**Task to carry out:** Repeat each record exactly. Any picture gets left out.

Data records
"""

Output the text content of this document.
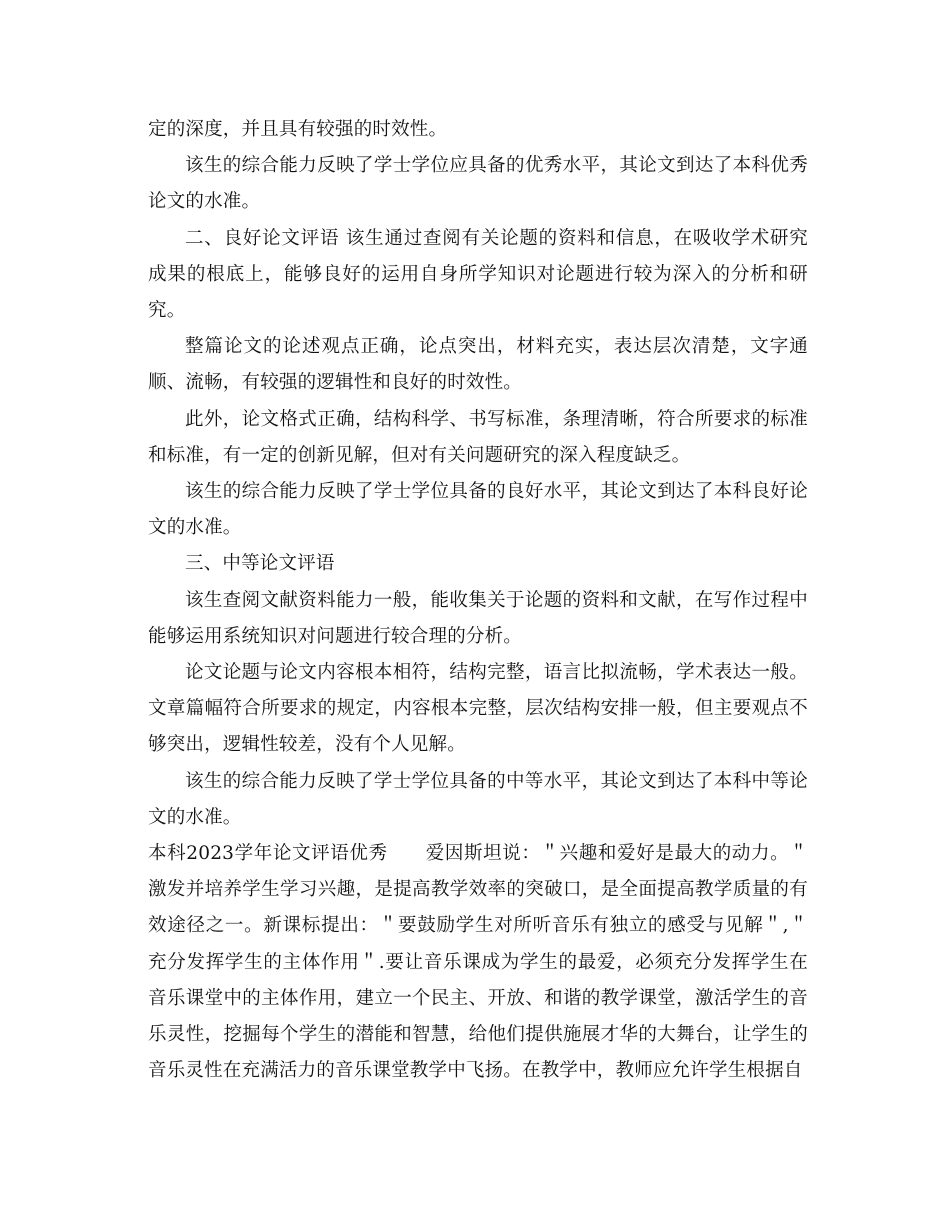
定的深度，并且具有较强的时效性。

该生的综合能力反映了学士学位应具备的优秀水平，其论文到达了本科优秀论文的水准。

二、良好论文评语 该生通过查阅有关论题的资料和信息，在吸收学术研究成果的根底上，能够良好的运用自身所学知识对论题进行较为深入的分析和研究。

整篇论文的论述观点正确，论点突出，材料充实，表达层次清楚，文字通顺、流畅，有较强的逻辑性和良好的时效性。

此外，论文格式正确，结构科学、书写标准，条理清晰，符合所要求的标准和标准，有一定的创新见解，但对有关问题研究的深入程度缺乏。

该生的综合能力反映了学士学位具备的良好水平，其论文到达了本科良好论文的水准。

三、中等论文评语

该生查阅文献资料能力一般，能收集关于论题的资料和文献，在写作过程中能够运用系统知识对问题进行较合理的分析。

论文论题与论文内容根本相符，结构完整，语言比拟流畅，学术表达一般。文章篇幅符合所要求的规定，内容根本完整，层次结构安排一般，但主要观点不够突出，逻辑性较差，没有个人见解。

该生的综合能力反映了学士学位具备的中等水平，其论文到达了本科中等论文的水准。

本科2023学年论文评语优秀 爱因斯坦说：＂兴趣和爱好是最大的动力。＂激发并培养学生学习兴趣，是提高教学效率的突破口，是全面提高教学质量的有效途径之一。新课标提出：＂要鼓励学生对所听音乐有独立的感受与见解＂,＂充分发挥学生的主体作用＂.要让音乐课成为学生的最爱，必须充分发挥学生在音乐课堂中的主体作用，建立一个民主、开放、和谐的教学课堂，激活学生的音乐灵性，挖掘每个学生的潜能和智慧，给他们提供施展才华的大舞台，让学生的音乐灵性在充满活力的音乐课堂教学中飞扬。在教学中，教师应允许学生根据自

"""

**Written reply:**
Output the text content of this document.
定的深度，并且具有较强的时效性。

该生的综合能力反映了学士学位应具备的优秀水平，其论文到达了本科优秀论文的水准。

二、良好论文评语 该生通过查阅有关论题的资料和信息，在吸收学术研究成果的根底上，能够良好的运用自身所学知识对论题进行较为深入的分析和研究。

整篇论文的论述观点正确，论点突出，材料充实，表达层次清楚，文字通顺、流畅，有较强的逻辑性和良好的时效性。

此外，论文格式正确，结构科学、书写标准，条理清晰，符合所要求的标准和标准，有一定的创新见解，但对有关问题研究的深入程度缺乏。

该生的综合能力反映了学士学位具备的良好水平，其论文到达了本科良好论文的水准。

三、中等论文评语

该生查阅文献资料能力一般，能收集关于论题的资料和文献，在写作过程中能够运用系统知识对问题进行较合理的分析。

论文论题与论文内容根本相符，结构完整，语言比拟流畅，学术表达一般。文章篇幅符合所要求的规定，内容根本完整，层次结构安排一般，但主要观点不够突出，逻辑性较差，没有个人见解。

该生的综合能力反映了学士学位具备的中等水平，其论文到达了本科中等论文的水准。

本科2023学年论文评语优秀 爱因斯坦说：＂兴趣和爱好是最大的动力。＂激发并培养学生学习兴趣，是提高教学效率的突破口，是全面提高教学质量的有效途径之一。新课标提出：＂要鼓励学生对所听音乐有独立的感受与见解＂,＂充分发挥学生的主体作用＂.要让音乐课成为学生的最爱，必须充分发挥学生在音乐课堂中的主体作用，建立一个民主、开放、和谐的教学课堂，激活学生的音乐灵性，挖掘每个学生的潜能和智慧，给他们提供施展才华的大舞台，让学生的音乐灵性在充满活力的音乐课堂教学中飞扬。在教学中，教师应允许学生根据自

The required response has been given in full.